#### Cele
a. Za jaki według fragmentu o Trójcy Świętej biblistyka historyczno-krytyczna uznaje nakaz z Mt 28, 19?
b. Skopiuj z fragmentu o Trójcy Świętej część, która otwiera się słowami zawierającymi "O Trójcy dowiadujemy", a zamyka słowami "uchodzi za nieautentyczny.".
c. Dopisz kolejną część fragmentu o Trójcy Świętej, zaczynając od miejsca, w którym się kończy.

#### Fragment dokumentu
=-=-=-=-=
Ano okazuje się, że takiego jasnego, czytelnego oznajmienia po prostu brak.
- Po trzecie słowo Duch (pneuma) określało w Biblii przeróżne rzeczy od wiatru, a skończywszy na demonach.
Jezus wyzionął ducha w chwili śmierci, Duchem jest Bóg, duch unosił się nad wodami, a nie sam Bóg, z którym ponoć jest tożsamy.
O Trójcy dowiadujemy się "domyślnie" z przeróżnych fragmentów, w których szuka się uzasadnienia dla całej idei. Słowa "Trójca Święta" rzecz jasna w Pismie nie znajdziemy. Już wcześniej wskazywałem, że Mateuszowy nakaz "Idźcie i nauczajcie wszystkie narody, udzielając im chrztu w imię Ojca i Syna i Ducha Świętego" (Mt 28, 19) w zgodnej opinii biblistyki historyczno-krytycznej uchodzi za nieautentyczny.
=-=-=-=-=
#### Zapisane dane
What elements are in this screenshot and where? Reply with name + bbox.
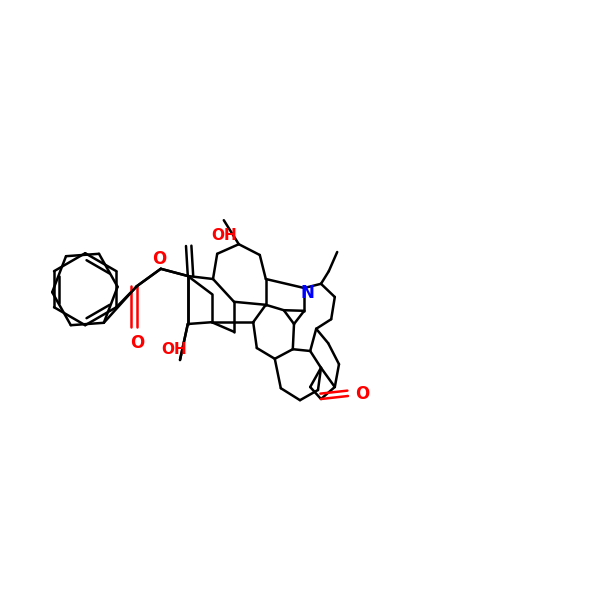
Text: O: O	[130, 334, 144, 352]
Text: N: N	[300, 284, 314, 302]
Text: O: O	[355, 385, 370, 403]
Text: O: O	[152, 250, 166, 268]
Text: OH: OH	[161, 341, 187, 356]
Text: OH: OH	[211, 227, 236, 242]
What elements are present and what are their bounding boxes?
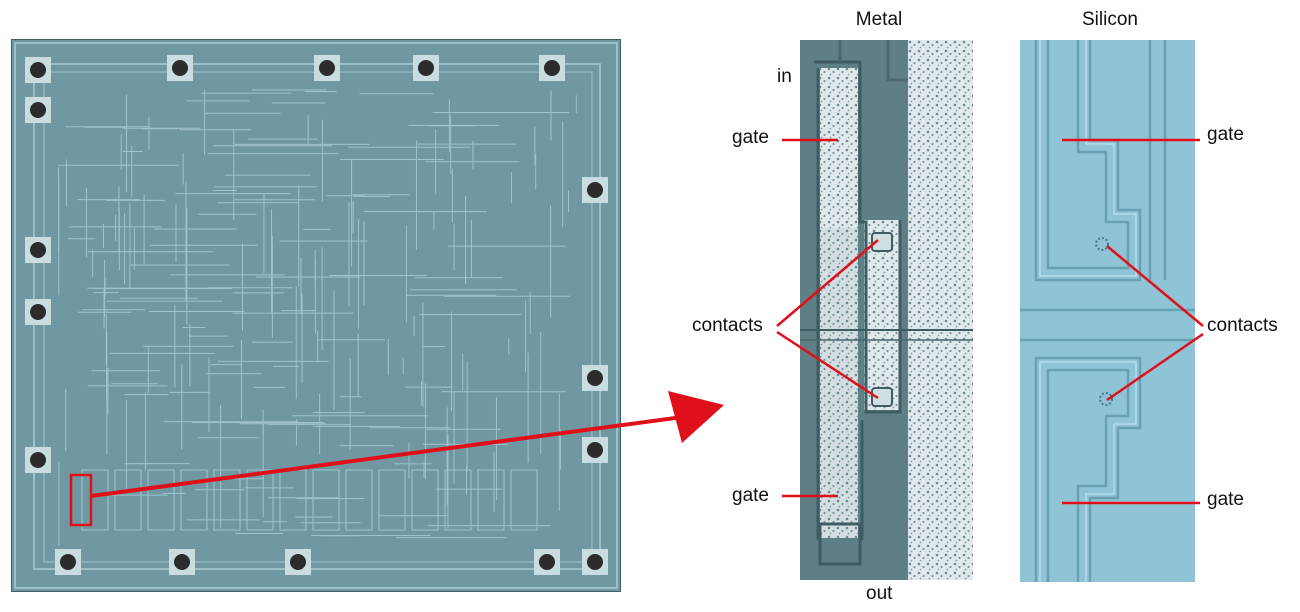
=-=-=-=-=
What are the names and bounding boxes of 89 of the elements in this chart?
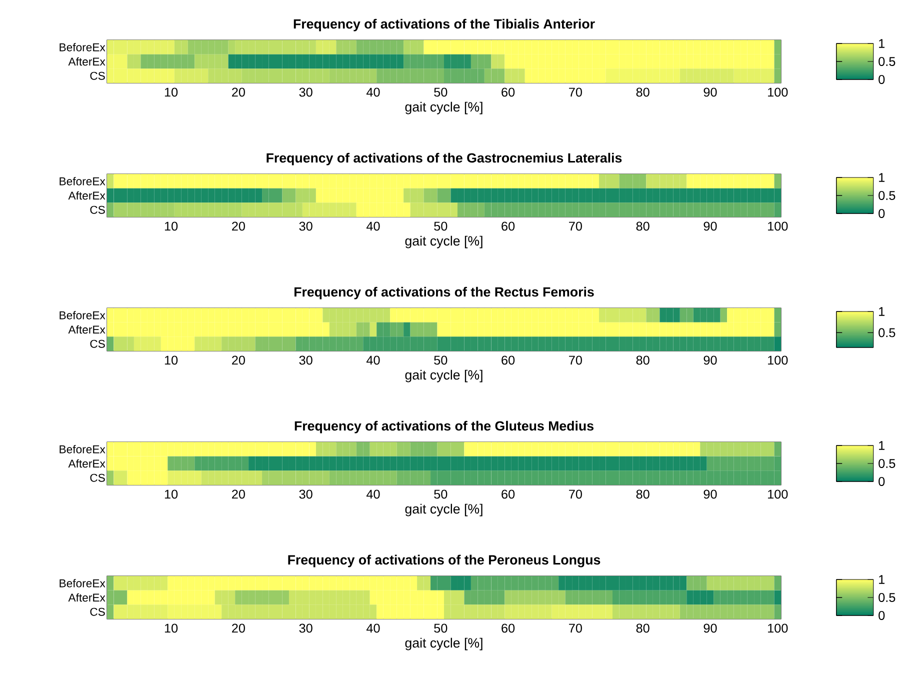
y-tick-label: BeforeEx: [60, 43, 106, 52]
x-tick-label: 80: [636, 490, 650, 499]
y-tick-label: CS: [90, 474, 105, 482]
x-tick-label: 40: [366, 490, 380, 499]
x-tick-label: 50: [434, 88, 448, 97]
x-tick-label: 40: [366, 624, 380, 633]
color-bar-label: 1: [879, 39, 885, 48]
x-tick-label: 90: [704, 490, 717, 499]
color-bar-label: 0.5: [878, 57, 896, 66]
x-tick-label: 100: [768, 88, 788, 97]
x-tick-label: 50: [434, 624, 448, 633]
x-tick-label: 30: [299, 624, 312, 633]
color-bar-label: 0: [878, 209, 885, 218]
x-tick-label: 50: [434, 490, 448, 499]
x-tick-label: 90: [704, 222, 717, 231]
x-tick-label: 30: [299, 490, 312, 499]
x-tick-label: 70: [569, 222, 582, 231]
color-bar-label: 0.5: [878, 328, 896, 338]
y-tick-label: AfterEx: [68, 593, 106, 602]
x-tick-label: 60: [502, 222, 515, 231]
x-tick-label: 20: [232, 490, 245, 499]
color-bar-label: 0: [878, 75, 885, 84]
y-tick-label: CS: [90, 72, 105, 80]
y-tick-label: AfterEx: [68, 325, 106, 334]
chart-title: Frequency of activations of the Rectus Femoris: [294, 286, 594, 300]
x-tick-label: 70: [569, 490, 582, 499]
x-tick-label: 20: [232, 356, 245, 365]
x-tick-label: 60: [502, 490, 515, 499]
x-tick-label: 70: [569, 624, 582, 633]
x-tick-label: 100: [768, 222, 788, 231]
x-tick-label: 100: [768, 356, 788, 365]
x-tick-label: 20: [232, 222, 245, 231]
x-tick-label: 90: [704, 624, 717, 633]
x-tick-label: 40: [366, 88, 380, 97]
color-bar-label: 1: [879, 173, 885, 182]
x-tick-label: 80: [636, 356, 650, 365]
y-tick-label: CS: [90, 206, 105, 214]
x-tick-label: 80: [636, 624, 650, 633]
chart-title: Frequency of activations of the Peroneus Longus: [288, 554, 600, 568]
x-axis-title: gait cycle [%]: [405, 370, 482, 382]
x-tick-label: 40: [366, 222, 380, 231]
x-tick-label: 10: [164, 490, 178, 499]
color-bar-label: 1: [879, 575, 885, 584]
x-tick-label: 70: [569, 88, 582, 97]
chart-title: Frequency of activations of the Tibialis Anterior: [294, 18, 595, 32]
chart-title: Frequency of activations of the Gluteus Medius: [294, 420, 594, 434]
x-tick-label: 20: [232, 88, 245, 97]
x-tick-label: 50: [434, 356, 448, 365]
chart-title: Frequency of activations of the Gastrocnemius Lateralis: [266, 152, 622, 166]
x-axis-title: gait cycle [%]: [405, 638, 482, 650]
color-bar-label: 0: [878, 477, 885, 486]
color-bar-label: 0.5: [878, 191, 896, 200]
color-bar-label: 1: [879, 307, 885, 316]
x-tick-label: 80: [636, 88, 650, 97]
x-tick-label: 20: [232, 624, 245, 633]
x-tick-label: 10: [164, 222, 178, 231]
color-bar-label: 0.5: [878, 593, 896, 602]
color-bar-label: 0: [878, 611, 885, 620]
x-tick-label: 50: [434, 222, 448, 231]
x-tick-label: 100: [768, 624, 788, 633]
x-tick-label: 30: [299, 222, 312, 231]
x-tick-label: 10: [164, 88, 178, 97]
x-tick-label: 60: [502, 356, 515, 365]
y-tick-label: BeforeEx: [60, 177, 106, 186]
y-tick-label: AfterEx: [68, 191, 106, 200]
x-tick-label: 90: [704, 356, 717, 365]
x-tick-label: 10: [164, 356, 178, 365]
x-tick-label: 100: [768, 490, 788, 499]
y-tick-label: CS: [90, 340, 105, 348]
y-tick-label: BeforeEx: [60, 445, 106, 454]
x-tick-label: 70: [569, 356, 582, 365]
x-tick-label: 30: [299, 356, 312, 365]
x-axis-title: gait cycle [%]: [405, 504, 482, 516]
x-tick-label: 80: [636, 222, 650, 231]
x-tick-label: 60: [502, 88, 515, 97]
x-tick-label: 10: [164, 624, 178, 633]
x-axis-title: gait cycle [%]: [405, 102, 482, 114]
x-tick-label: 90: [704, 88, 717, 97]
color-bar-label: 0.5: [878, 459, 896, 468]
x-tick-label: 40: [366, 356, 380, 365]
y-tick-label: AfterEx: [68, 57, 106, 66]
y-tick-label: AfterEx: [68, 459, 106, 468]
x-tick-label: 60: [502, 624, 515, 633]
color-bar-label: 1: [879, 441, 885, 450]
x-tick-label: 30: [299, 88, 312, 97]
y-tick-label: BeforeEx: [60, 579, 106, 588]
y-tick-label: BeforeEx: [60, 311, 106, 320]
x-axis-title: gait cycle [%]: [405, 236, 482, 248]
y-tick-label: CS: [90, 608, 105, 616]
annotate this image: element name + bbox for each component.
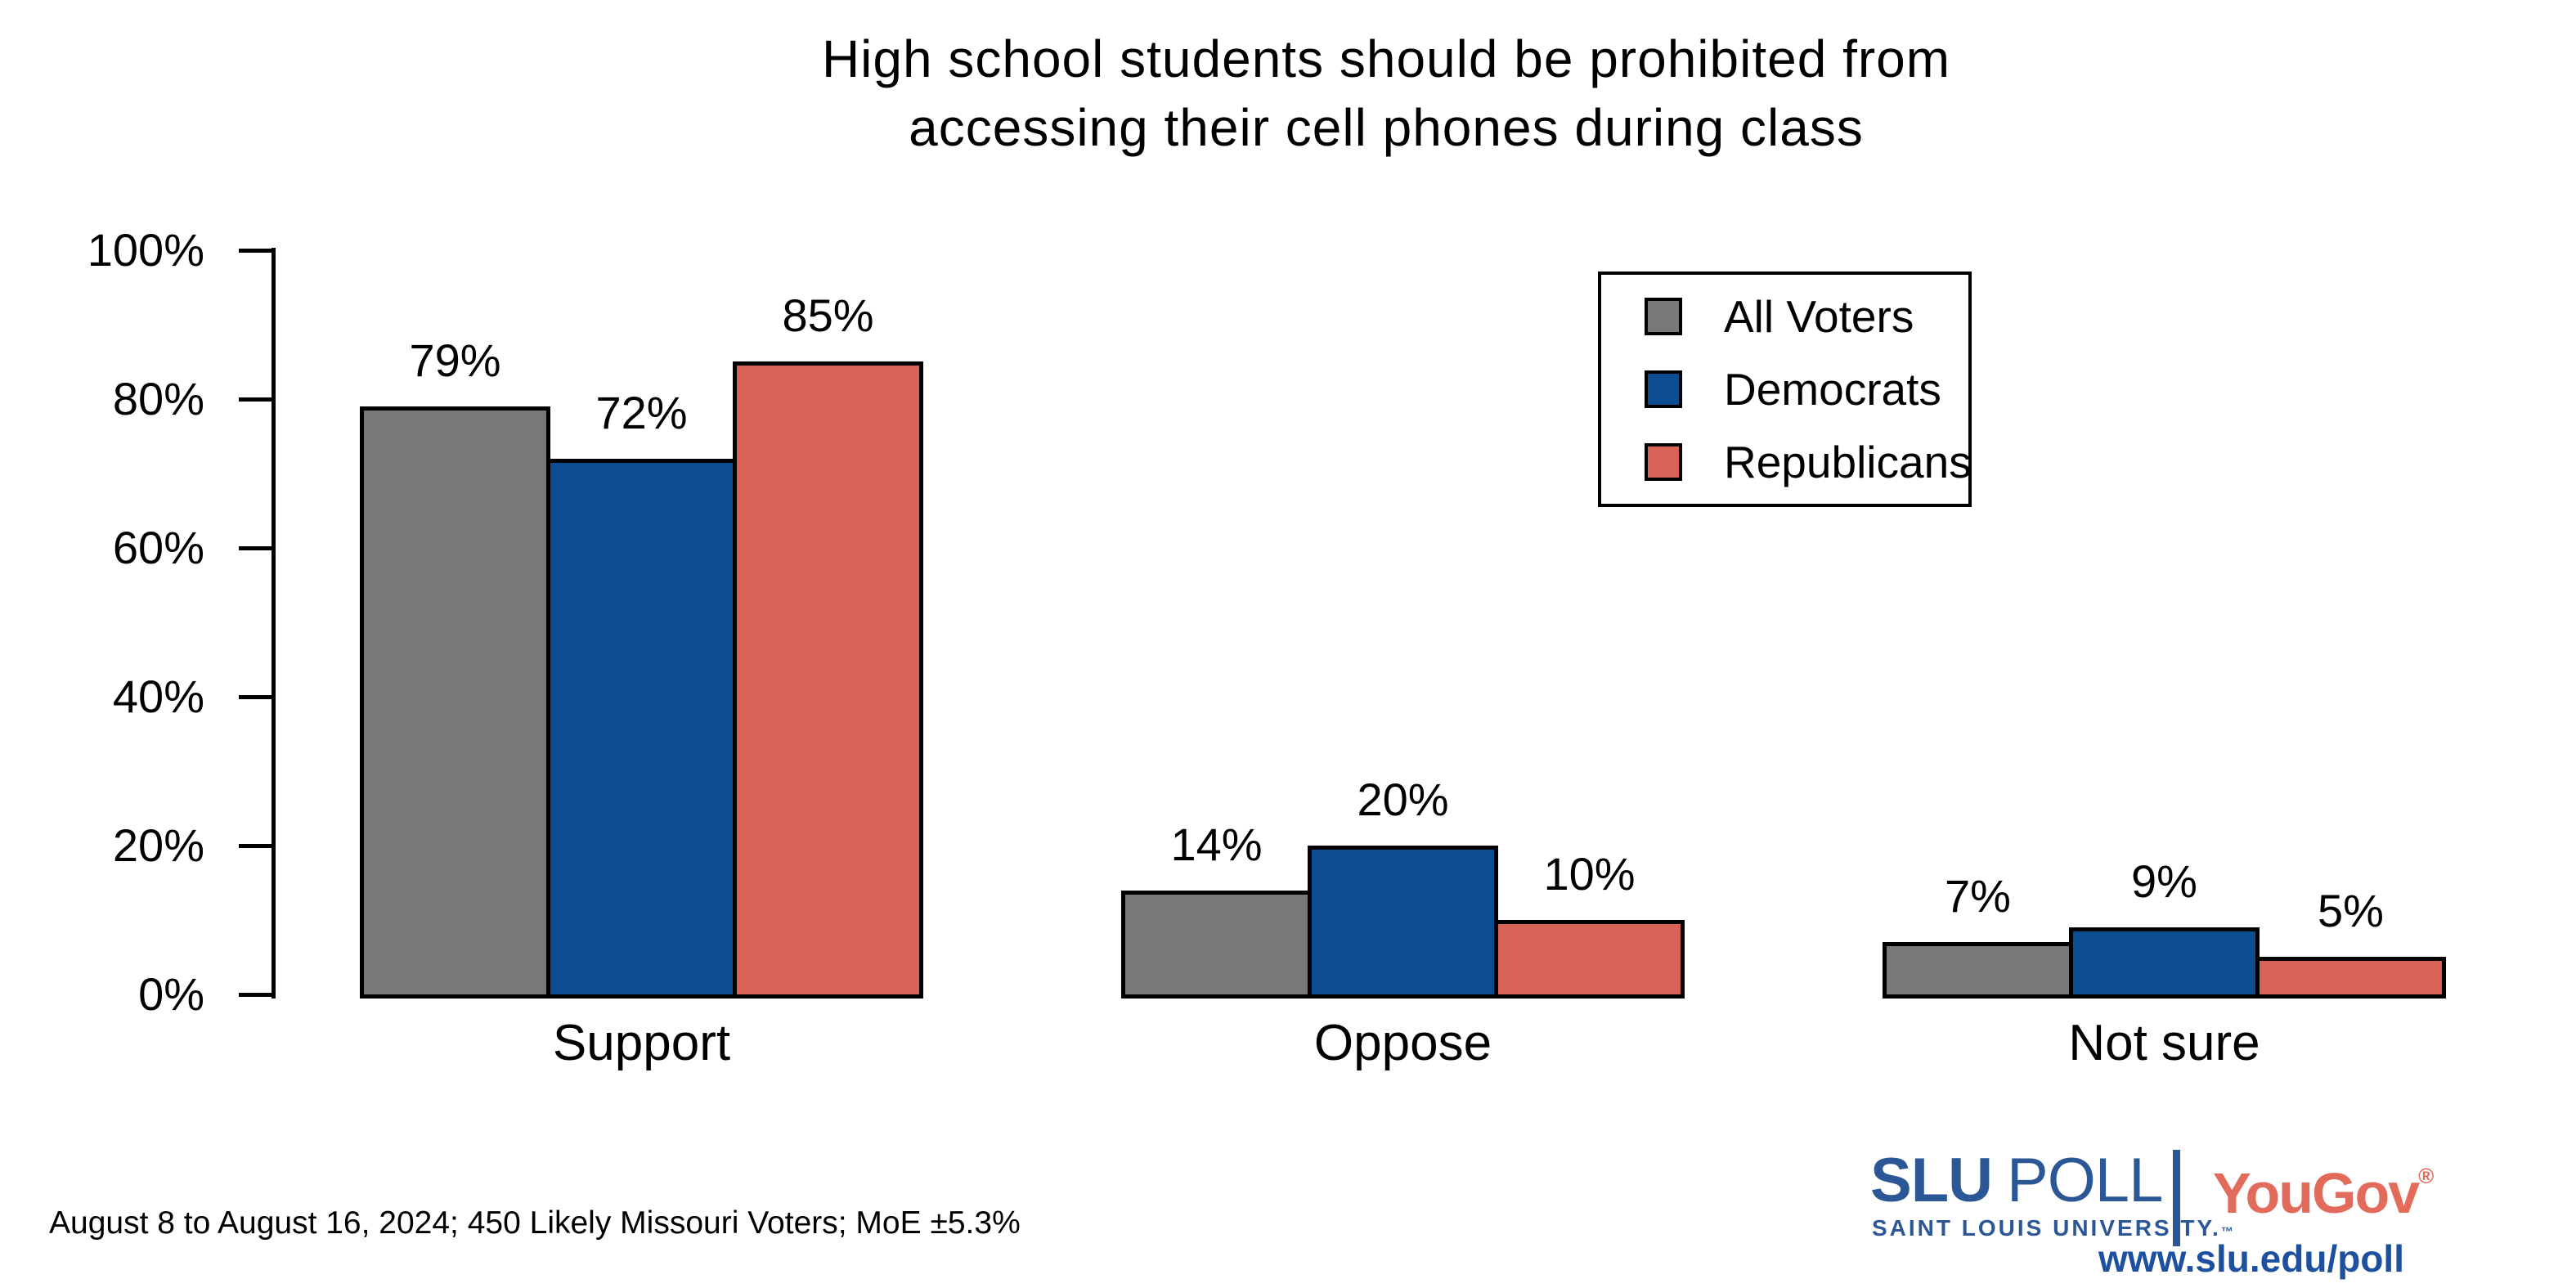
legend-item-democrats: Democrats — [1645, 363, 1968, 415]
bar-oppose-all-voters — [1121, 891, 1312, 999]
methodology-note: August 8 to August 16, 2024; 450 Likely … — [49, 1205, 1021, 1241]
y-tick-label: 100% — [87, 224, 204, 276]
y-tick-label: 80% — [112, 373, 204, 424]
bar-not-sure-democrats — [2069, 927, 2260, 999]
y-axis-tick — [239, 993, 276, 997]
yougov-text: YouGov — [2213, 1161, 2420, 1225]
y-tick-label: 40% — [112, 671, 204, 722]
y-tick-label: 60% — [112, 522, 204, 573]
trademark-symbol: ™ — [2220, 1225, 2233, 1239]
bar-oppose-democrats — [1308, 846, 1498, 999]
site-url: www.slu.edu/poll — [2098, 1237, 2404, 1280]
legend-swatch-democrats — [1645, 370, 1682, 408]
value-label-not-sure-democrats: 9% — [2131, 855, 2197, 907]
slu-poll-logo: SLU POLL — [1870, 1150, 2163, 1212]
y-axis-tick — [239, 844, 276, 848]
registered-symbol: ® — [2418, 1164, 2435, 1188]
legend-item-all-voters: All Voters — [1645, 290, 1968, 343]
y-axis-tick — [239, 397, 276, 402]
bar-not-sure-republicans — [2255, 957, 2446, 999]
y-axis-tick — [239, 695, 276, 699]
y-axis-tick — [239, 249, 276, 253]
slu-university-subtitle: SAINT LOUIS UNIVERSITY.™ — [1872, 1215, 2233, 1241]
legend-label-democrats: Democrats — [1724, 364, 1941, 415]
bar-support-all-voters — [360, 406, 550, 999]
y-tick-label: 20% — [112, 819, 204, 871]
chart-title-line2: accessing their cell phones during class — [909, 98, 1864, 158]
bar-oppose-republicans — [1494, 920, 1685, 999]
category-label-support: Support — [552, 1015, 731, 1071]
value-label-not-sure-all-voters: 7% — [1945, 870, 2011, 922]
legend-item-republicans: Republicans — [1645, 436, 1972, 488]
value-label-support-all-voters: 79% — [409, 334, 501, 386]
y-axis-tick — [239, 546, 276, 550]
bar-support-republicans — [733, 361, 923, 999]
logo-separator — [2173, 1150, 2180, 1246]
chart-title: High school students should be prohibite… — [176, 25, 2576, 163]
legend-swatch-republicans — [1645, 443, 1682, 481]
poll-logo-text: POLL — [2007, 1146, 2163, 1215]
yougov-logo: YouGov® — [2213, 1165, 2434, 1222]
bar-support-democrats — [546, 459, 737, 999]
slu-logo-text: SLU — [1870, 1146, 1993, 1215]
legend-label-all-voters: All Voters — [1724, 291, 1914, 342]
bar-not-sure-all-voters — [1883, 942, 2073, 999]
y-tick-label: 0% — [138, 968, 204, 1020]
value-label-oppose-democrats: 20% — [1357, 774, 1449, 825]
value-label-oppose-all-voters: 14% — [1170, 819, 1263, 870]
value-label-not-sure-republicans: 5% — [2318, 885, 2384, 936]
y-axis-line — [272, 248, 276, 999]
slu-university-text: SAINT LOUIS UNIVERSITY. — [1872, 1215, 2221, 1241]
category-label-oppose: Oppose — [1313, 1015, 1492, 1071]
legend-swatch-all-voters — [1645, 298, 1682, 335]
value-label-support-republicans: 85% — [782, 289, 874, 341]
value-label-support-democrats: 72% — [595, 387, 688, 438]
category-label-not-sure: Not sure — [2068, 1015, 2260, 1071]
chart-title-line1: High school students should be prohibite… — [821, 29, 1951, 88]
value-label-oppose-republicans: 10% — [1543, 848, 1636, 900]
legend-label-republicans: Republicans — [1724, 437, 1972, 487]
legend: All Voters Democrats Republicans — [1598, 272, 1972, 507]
=-=-=-=-=
#### Odpowiedzi do ćwiczenia
a. Za nieautentyczny.

b.
O Trójcy dowiadujemy się "domyślnie" z przeróżnych fragmentów, w których szuka się uzasadnienia dla całej idei. Słowa "Trójca Święta" rzecz jasna w Pismie nie znajdziemy. Już wcześniej wskazywałem, że Mateuszowy nakaz "Idźcie i nauczajcie wszystkie narody, udzielając im chrztu w imię Ojca i Syna i Ducha Świętego" (Mt 28, 19) w zgodnej opinii biblistyki historyczno-krytycznej uchodzi za nieautentyczny.

c.
Ponieważ nie znaleziono czytelnych biblijnych wskazań o Trójcy, szukano ich i opracowywano dość długo, uciekając się nawet ok. IV wieku do interpolacji typu Comma Johanneum - http://pl.wikipedia.org/wiki/Comma_Johanneum,
fałszerstwa, jakie przedostało się do wielu kodeksów biblijnych.
Po niemal 400 latach kościół ogłosił dogmat o Trójcy w 381 r. co wcale nie zakończyło podziałów. Do dziś wiele odłamów chrześcijańskich nie uznaje Trójcy.
Ostatnio zmieniony 16 maja 2010, 18:14 przez bezemocji, łącznie zmieniany 1 raz.
Przy nieznajomości rzeczy czy lepiej nic nie mówić i uchodzić za idiotę, czy otworzyć gębę i .... rozwiać wszelkie wątpliwości? :rolleyes:

Re: Trójca Swięta

64
Bezemocji, Twoja wiedza rzuca mnie na kolana... :dzieki: Jeszcze nie raz pewnie mnie zaskoczysz ;)

(ja dobrnęłam tylko do tego, co mi było potrzebne, aż tak dokładnie Biblii nie analizowałam).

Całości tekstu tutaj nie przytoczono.